··· GIVEN DATA

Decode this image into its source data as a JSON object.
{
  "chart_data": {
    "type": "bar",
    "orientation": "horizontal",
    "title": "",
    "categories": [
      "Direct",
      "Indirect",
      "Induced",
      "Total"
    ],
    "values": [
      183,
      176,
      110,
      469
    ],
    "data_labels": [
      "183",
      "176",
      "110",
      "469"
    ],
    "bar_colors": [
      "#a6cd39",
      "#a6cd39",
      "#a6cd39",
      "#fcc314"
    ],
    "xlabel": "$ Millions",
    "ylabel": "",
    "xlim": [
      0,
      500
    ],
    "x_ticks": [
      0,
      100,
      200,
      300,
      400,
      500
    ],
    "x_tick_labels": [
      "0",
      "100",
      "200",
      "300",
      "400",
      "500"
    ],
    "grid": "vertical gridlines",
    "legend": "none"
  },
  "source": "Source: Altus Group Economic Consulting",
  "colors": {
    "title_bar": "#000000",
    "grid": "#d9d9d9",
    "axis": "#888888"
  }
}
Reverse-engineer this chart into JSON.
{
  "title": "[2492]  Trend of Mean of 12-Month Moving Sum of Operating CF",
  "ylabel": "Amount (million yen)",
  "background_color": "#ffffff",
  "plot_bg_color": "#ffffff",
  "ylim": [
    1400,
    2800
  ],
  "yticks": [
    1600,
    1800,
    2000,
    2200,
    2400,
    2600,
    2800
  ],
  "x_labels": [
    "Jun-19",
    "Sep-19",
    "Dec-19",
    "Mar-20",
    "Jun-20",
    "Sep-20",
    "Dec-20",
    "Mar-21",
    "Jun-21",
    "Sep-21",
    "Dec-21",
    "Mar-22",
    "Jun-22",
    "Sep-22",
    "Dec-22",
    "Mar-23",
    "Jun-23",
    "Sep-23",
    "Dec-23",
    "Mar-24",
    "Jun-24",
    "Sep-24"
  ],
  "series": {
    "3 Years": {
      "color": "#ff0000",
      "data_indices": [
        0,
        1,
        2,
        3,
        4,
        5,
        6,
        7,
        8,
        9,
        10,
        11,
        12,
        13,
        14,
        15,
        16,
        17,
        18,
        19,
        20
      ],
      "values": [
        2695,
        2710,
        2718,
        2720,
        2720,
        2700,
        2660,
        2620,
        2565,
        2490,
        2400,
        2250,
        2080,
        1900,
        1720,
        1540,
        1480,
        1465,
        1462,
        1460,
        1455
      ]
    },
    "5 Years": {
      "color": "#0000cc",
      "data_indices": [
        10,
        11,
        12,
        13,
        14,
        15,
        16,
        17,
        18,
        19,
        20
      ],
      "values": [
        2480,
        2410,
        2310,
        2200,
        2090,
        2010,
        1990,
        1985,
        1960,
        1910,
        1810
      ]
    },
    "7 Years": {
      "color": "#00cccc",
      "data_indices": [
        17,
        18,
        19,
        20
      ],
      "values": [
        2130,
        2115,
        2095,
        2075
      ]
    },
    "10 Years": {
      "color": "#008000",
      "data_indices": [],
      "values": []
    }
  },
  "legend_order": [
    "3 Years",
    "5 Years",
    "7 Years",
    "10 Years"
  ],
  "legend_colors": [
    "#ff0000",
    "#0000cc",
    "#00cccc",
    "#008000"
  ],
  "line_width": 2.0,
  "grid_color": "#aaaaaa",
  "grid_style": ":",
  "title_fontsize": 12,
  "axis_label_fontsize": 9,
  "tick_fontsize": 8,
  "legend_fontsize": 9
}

······

◆ **SHORT EXERCISE**:
In the entries above, identify every line with the word "ffffff". Copy those lines.

◆ **COMPLETED EXERCISE**:
  "background_color": "#ffffff",
  "plot_bg_color": "#ffffff",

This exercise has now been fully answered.